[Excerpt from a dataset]
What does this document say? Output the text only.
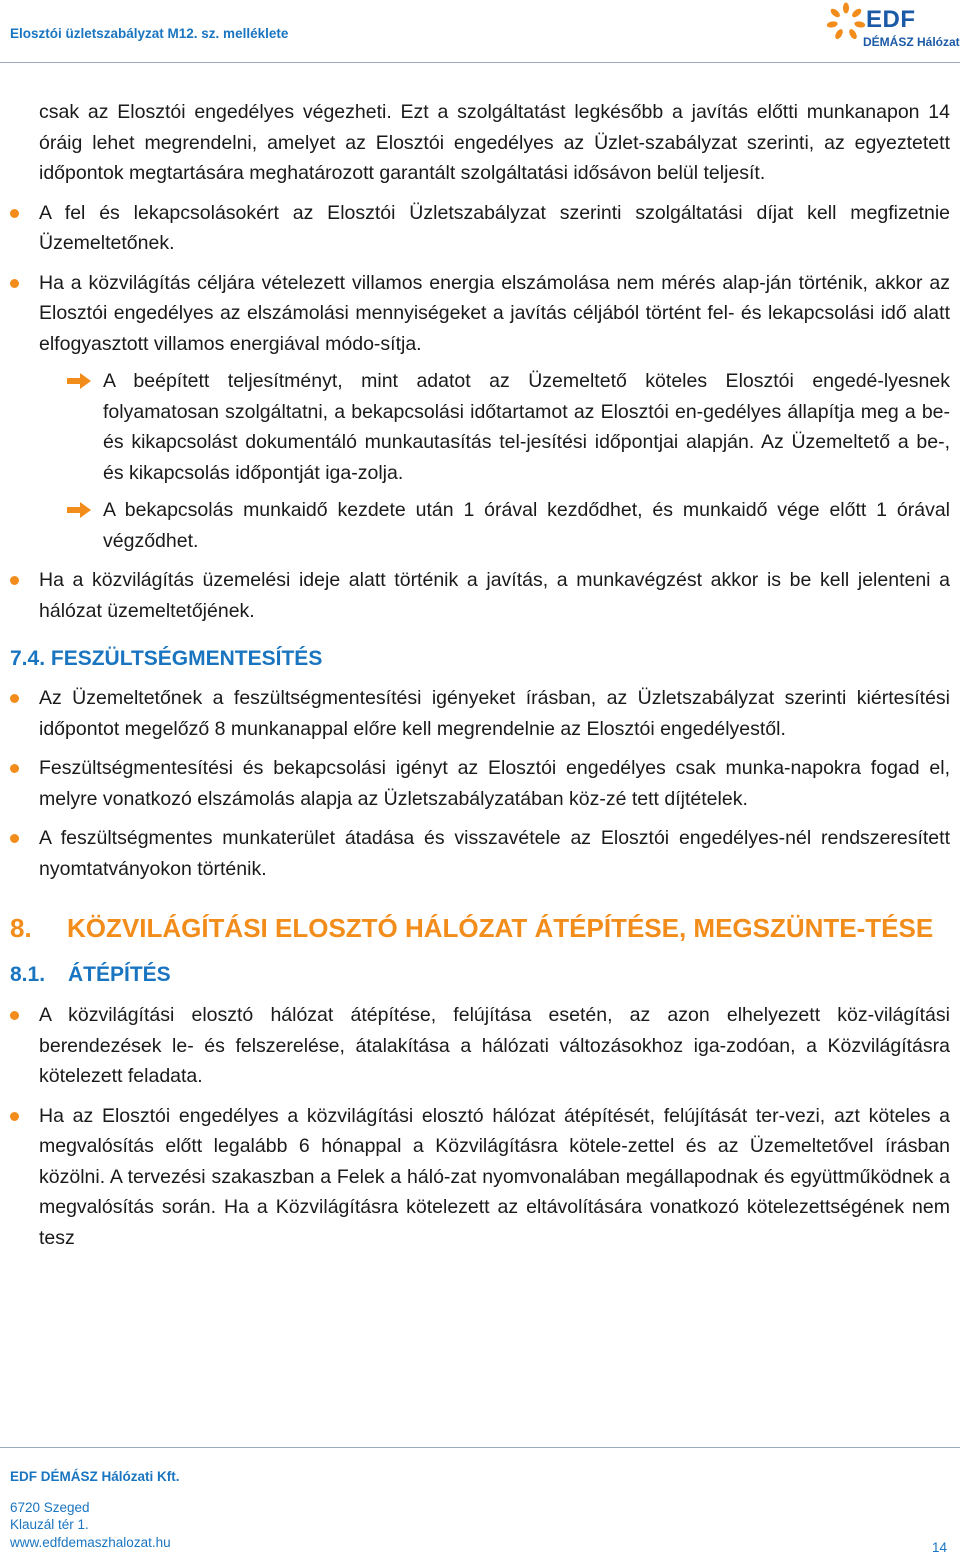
Elosztói üzletszabályzat M12. sz. melléklete
EDF
DÉMÁSZ Hálózat

csak az Elosztói engedélyes végezheti. Ezt a szolgáltatást legkésőbb a javítás előtti munkanapon 14 óráig lehet megrendelni, amelyet az Elosztói engedélyes az Üzlet-szabályzat szerinti, az egyeztetett időpontok megtartására meghatározott garantált szolgáltatási idősávon belül teljesít.

A fel és lekapcsolásokért az Elosztói Üzletszabályzat szerinti szolgáltatási díjat kell megfizetnie Üzemeltetőnek.

Ha a közvilágítás céljára vételezett villamos energia elszámolása nem mérés alap-ján történik, akkor az Elosztói engedélyes az elszámolási mennyiségeket a javítás céljából történt fel- és lekapcsolási idő alatt elfogyasztott villamos energiával módo-sítja.

A beépített teljesítményt, mint adatot az Üzemeltető köteles Elosztói engedé-lyesnek folyamatosan szolgáltatni, a bekapcsolási időtartamot az Elosztói en-gedélyes állapítja meg a be- és kikapcsolást dokumentáló munkautasítás tel-jesítési időpontjai alapján. Az Üzemeltető a be-, és kikapcsolás időpontját iga-zolja.

A bekapcsolás munkaidő kezdete után 1 órával kezdődhet, és munkaidő vége előtt 1 órával végződhet.

Ha a közvilágítás üzemelési ideje alatt történik a javítás, a munkavégzést akkor is be kell jelenteni a hálózat üzemeltetőjének.

7.4. FESZÜLTSÉGMENTESÍTÉS

Az Üzemeltetőnek a feszültségmentesítési igényeket írásban, az Üzletszabályzat szerinti kiértesítési időpontot megelőző 8 munkanappal előre kell megrendelnie az Elosztói engedélyestől.

Feszültségmentesítési és bekapcsolási igényt az Elosztói engedélyes csak munka-napokra fogad el, melyre vonatkozó elszámolás alapja az Üzletszabályzatában köz-zé tett díjtételek.

A feszültségmentes munkaterület átadása és visszavétele az Elosztói engedélyes-nél rendszeresített nyomtatványokon történik.

8. KÖZVILÁGÍTÁSI ELOSZTÓ HÁLÓZAT ÁTÉPÍTÉSE, MEGSZÜNTE-TÉSE
8.1. ÁTÉPÍTÉS

A közvilágítási elosztó hálózat átépítése, felújítása esetén, az azon elhelyezett köz-világítási berendezések le- és felszerelése, átalakítása a hálózati változásokhoz iga-zodóan, a Közvilágításra kötelezett feladata.

Ha az Elosztói engedélyes a közvilágítási elosztó hálózat átépítését, felújítását ter-vezi, azt köteles a megvalósítás előtt legalább 6 hónappal a Közvilágításra kötele-zettel és az Üzemeltetővel írásban közölni. A tervezési szakaszban a Felek a háló-zat nyomvonalában megállapodnak és együttműködnek a megvalósítás során. Ha a Közvilágításra kötelezett az eltávolítására vonatkozó kötelezettségének nem tesz

EDF DÉMÁSZ Hálózati Kft.
6720 Szeged
Klauzál tér 1.
www.edfdemaszhalozat.hu	14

## Stated exercise:
Only lines with the string "Üzemeltetőnek" belong in your answer; copy each one.

## Task answer:
A fel és lekapcsolásokért az Elosztói Üzletszabályzat szerinti szolgáltatási díjat kell megfizetnie Üzemeltetőnek.
Az Üzemeltetőnek a feszültségmentesítési igényeket írásban, az Üzletszabályzat szerinti kiértesítési időpontot megelőző 8 munkanappal előre kell megrendelnie az Elosztói engedélyestől.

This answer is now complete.